■ DATASET EXTRACT:
——

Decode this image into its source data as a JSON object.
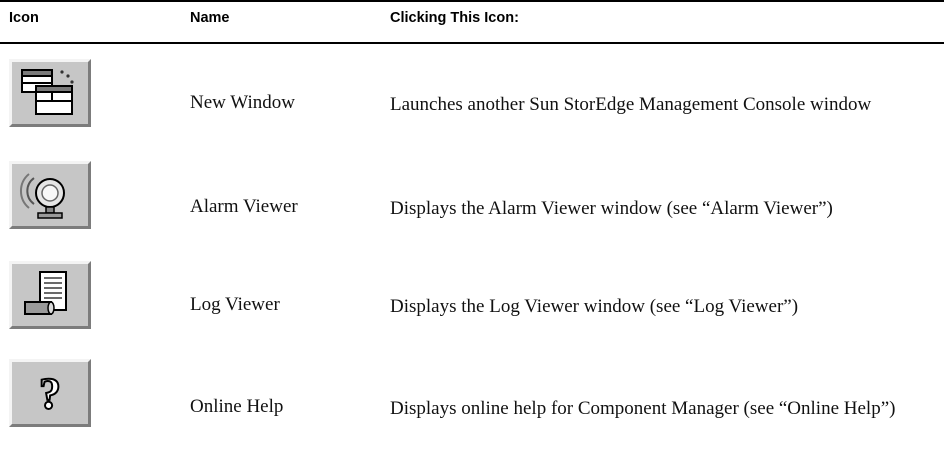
{
  "table": {
    "headers": {
      "icon": "Icon",
      "name": "Name",
      "clicking": "Clicking This Icon:"
    },
    "rows": [
      {
        "icon": "new-window-icon",
        "name": "New Window",
        "description": "Launches another Sun StorEdge Management Console window"
      },
      {
        "icon": "alarm-viewer-icon",
        "name": "Alarm Viewer",
        "description": "Displays the Alarm Viewer window (see “Alarm Viewer”)"
      },
      {
        "icon": "log-viewer-icon",
        "name": "Log Viewer",
        "description": "Displays the Log Viewer window (see “Log Viewer”)"
      },
      {
        "icon": "online-help-icon",
        "name": "Online Help",
        "description": "Displays online help for Component Manager (see “Online Help”)"
      }
    ]
  }
}
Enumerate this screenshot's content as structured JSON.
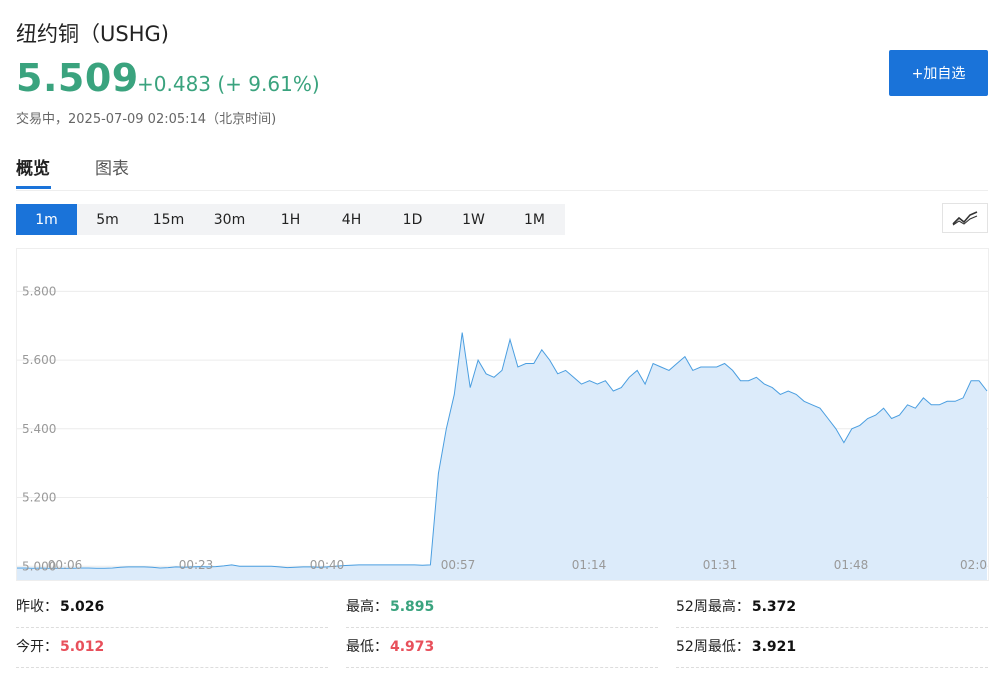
{
  "header": {
    "title": "纽约铜（USHG)",
    "price": "5.509",
    "change": "+0.483 (+ 9.61%)",
    "status": "交易中，2025-07-09 02:05:14（北京时间)",
    "add_button": "+加自选"
  },
  "tabs": [
    {
      "label": "概览",
      "active": true
    },
    {
      "label": "图表",
      "active": false
    }
  ],
  "ranges": [
    "1m",
    "5m",
    "15m",
    "30m",
    "1H",
    "4H",
    "1D",
    "1W",
    "1M"
  ],
  "active_range": "1m",
  "chart_type_icon": "line-chart-icon",
  "colors": {
    "accent": "#1a73d9",
    "up": "#3aa37e",
    "down": "#e8505b",
    "line": "#4a9ee0",
    "fill": "#dcebfa"
  },
  "chart_data": {
    "type": "area",
    "xlabel": "",
    "ylabel": "",
    "x_ticks": [
      "00:06",
      "00:23",
      "00:40",
      "00:57",
      "01:14",
      "01:31",
      "01:48",
      "02:0"
    ],
    "y_ticks": [
      "5.800",
      "5.600",
      "5.400",
      "5.200",
      "5.000"
    ],
    "ylim": [
      4.96,
      5.9
    ],
    "grid": true,
    "series": [
      {
        "values": [
          4.995,
          4.995,
          4.994,
          4.995,
          4.994,
          4.994,
          4.994,
          4.994,
          4.995,
          4.995,
          4.994,
          4.994,
          4.995,
          4.997,
          4.998,
          4.998,
          4.998,
          4.997,
          4.995,
          4.996,
          4.998,
          4.997,
          4.998,
          4.999,
          4.998,
          4.999,
          5.001,
          5.004,
          5.0,
          5.0,
          5.0,
          5.0,
          5.0,
          4.998,
          4.996,
          4.997,
          4.998,
          4.998,
          4.997,
          4.998,
          5.0,
          5.002,
          5.003,
          5.004,
          5.004,
          5.004,
          5.004,
          5.004,
          5.004,
          5.004,
          5.004,
          5.003,
          5.004,
          5.27,
          5.4,
          5.5,
          5.68,
          5.52,
          5.6,
          5.56,
          5.55,
          5.57,
          5.66,
          5.58,
          5.59,
          5.59,
          5.63,
          5.6,
          5.56,
          5.57,
          5.55,
          5.53,
          5.54,
          5.53,
          5.54,
          5.51,
          5.52,
          5.55,
          5.57,
          5.53,
          5.59,
          5.58,
          5.57,
          5.59,
          5.61,
          5.57,
          5.58,
          5.58,
          5.58,
          5.59,
          5.57,
          5.54,
          5.54,
          5.55,
          5.53,
          5.52,
          5.5,
          5.51,
          5.5,
          5.48,
          5.47,
          5.46,
          5.43,
          5.4,
          5.36,
          5.4,
          5.41,
          5.43,
          5.44,
          5.46,
          5.43,
          5.44,
          5.47,
          5.46,
          5.49,
          5.47,
          5.47,
          5.48,
          5.48,
          5.49,
          5.54,
          5.54,
          5.51
        ]
      }
    ]
  },
  "stats": [
    [
      {
        "label": "昨收：",
        "value": "5.026",
        "tone": "dark"
      },
      {
        "label": "最高：",
        "value": "5.895",
        "tone": "green"
      },
      {
        "label": "52周最高：",
        "value": "5.372",
        "tone": "dark"
      }
    ],
    [
      {
        "label": "今开：",
        "value": "5.012",
        "tone": "red"
      },
      {
        "label": "最低：",
        "value": "4.973",
        "tone": "red"
      },
      {
        "label": "52周最低：",
        "value": "3.921",
        "tone": "dark"
      }
    ]
  ]
}
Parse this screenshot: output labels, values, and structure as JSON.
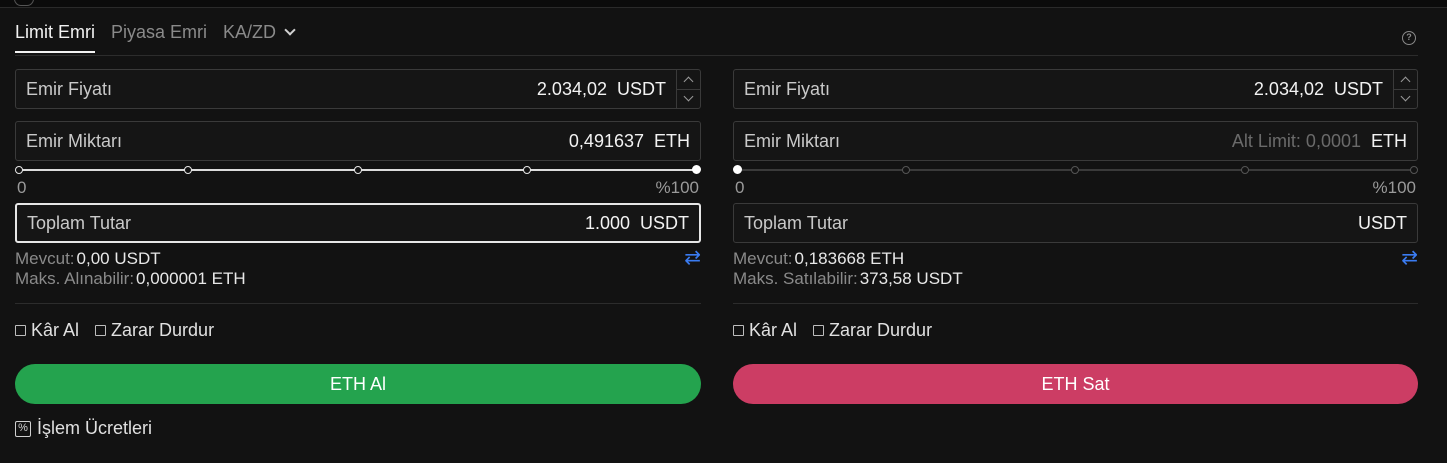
{
  "tabs": [
    {
      "label": "Limit Emri",
      "active": true
    },
    {
      "label": "Piyasa Emri",
      "active": false
    },
    {
      "label": "KA/ZD",
      "active": false,
      "dropdown": true
    }
  ],
  "help_icon": "?",
  "buy": {
    "price": {
      "label": "Emir Fiyatı",
      "value": "2.034,02",
      "unit": "USDT"
    },
    "amount": {
      "label": "Emir Miktarı",
      "value": "0,491637",
      "unit": "ETH"
    },
    "slider": {
      "min_label": "0",
      "max_label": "%100",
      "level": 1.0
    },
    "total": {
      "label": "Toplam Tutar",
      "value": "1.000",
      "unit": "USDT"
    },
    "available": {
      "label": "Mevcut:",
      "value": "0,00 USDT"
    },
    "max": {
      "label": "Maks. Alınabilir:",
      "value": "0,000001 ETH"
    },
    "take_profit": "Kâr Al",
    "stop_loss": "Zarar Durdur",
    "button": "ETH Al",
    "button_color": "#24a34e"
  },
  "sell": {
    "price": {
      "label": "Emir Fiyatı",
      "value": "2.034,02",
      "unit": "USDT"
    },
    "amount": {
      "label": "Emir Miktarı",
      "placeholder": "Alt Limit: 0,0001",
      "unit": "ETH"
    },
    "slider": {
      "min_label": "0",
      "max_label": "%100",
      "level": 0.0
    },
    "total": {
      "label": "Toplam Tutar",
      "value": "",
      "unit": "USDT"
    },
    "available": {
      "label": "Mevcut:",
      "value": "0,183668 ETH"
    },
    "max": {
      "label": "Maks. Satılabilir:",
      "value": "373,58 USDT"
    },
    "take_profit": "Kâr Al",
    "stop_loss": "Zarar Durdur",
    "button": "ETH Sat",
    "button_color": "#cc3d64"
  },
  "fees": {
    "label": "İşlem Ücretleri",
    "icon": "percent-icon"
  }
}
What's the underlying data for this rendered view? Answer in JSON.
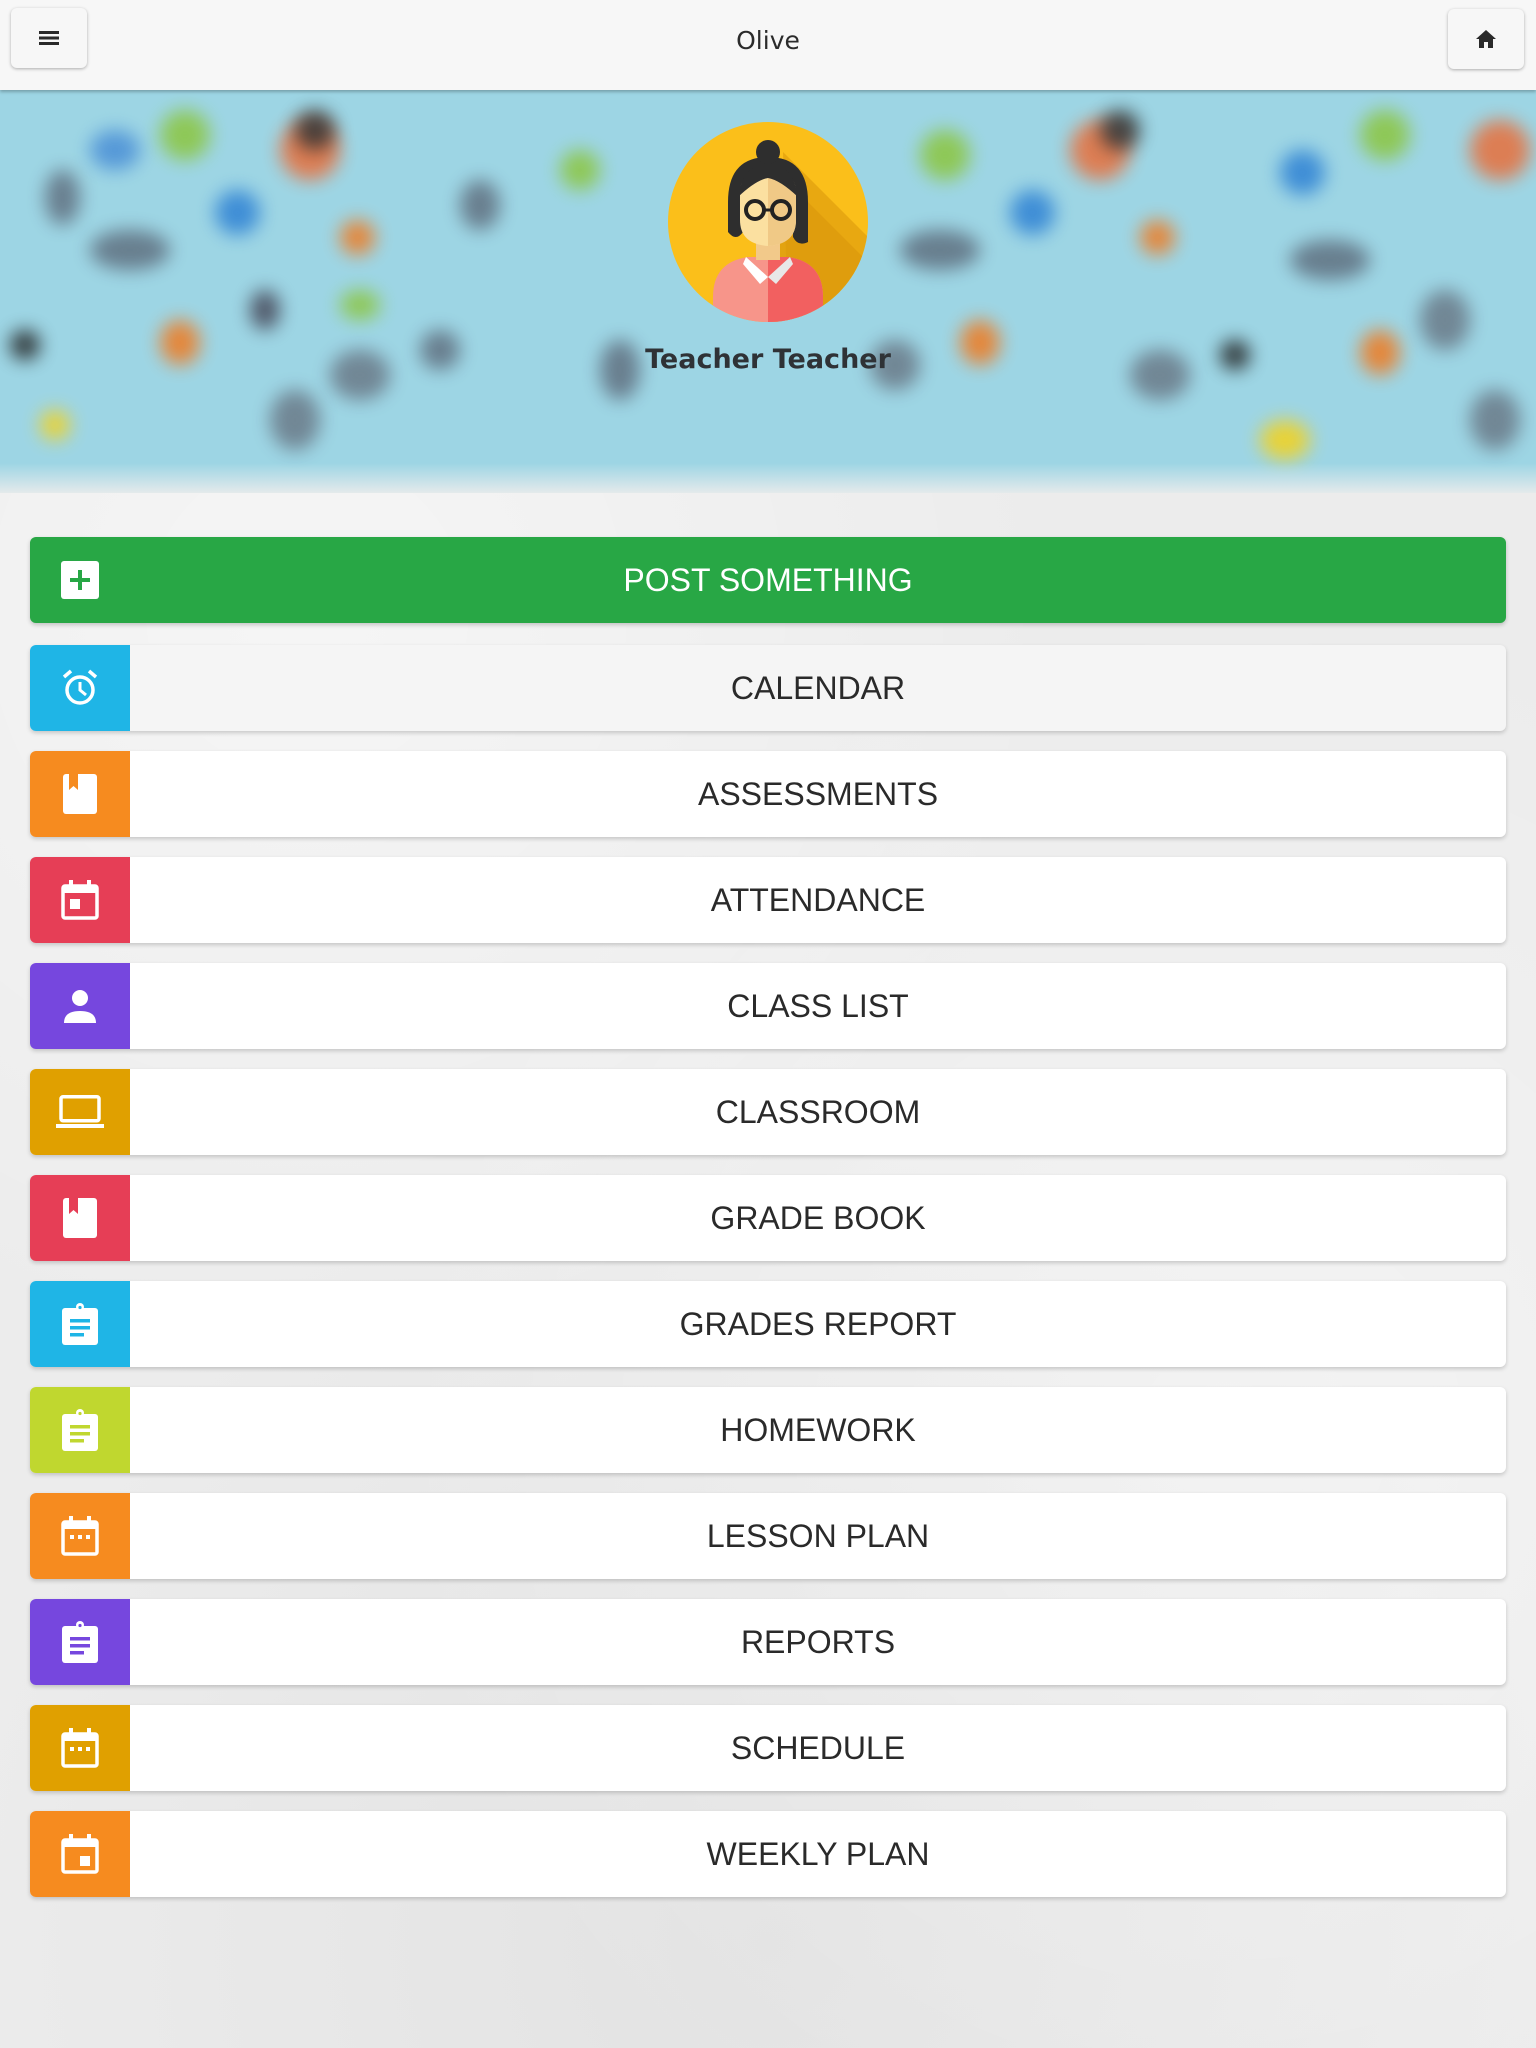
{
  "header": {
    "title": "Olive",
    "menu_icon": "hamburger-menu-icon",
    "home_icon": "home-icon"
  },
  "profile": {
    "name": "Teacher Teacher",
    "avatar": "teacher-avatar-icon"
  },
  "post_button": {
    "label": "POST SOMETHING",
    "icon": "plus-box-icon",
    "color": "#28a745"
  },
  "menu": [
    {
      "label": "CALENDAR",
      "icon": "alarm-clock-icon",
      "color": "#1fb5e6",
      "active": true
    },
    {
      "label": "ASSESSMENTS",
      "icon": "book-icon",
      "color": "#f68b1f",
      "active": false
    },
    {
      "label": "ATTENDANCE",
      "icon": "calendar-event-icon",
      "color": "#e63e56",
      "active": false
    },
    {
      "label": "CLASS LIST",
      "icon": "person-icon",
      "color": "#7647de",
      "active": false
    },
    {
      "label": "CLASSROOM",
      "icon": "laptop-icon",
      "color": "#e0a000",
      "active": false
    },
    {
      "label": "GRADE BOOK",
      "icon": "book-icon",
      "color": "#e63e56",
      "active": false
    },
    {
      "label": "GRADES REPORT",
      "icon": "clipboard-icon",
      "color": "#1fb5e6",
      "active": false
    },
    {
      "label": "HOMEWORK",
      "icon": "clipboard-icon",
      "color": "#c0d72f",
      "active": false
    },
    {
      "label": "LESSON PLAN",
      "icon": "calendar-dots-icon",
      "color": "#f68b1f",
      "active": false
    },
    {
      "label": "REPORTS",
      "icon": "clipboard-icon",
      "color": "#7647de",
      "active": false
    },
    {
      "label": "SCHEDULE",
      "icon": "calendar-dots-icon",
      "color": "#e0a000",
      "active": false
    },
    {
      "label": "WEEKLY PLAN",
      "icon": "calendar-today-icon",
      "color": "#f68b1f",
      "active": false
    }
  ]
}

——

■ TASK DETAILS:
Collect each line holding the string "Limit".

■ FULL OUTPUT:
      "label": "Limit Emri",
      "placeholder": "Alt Limit: 0,0001",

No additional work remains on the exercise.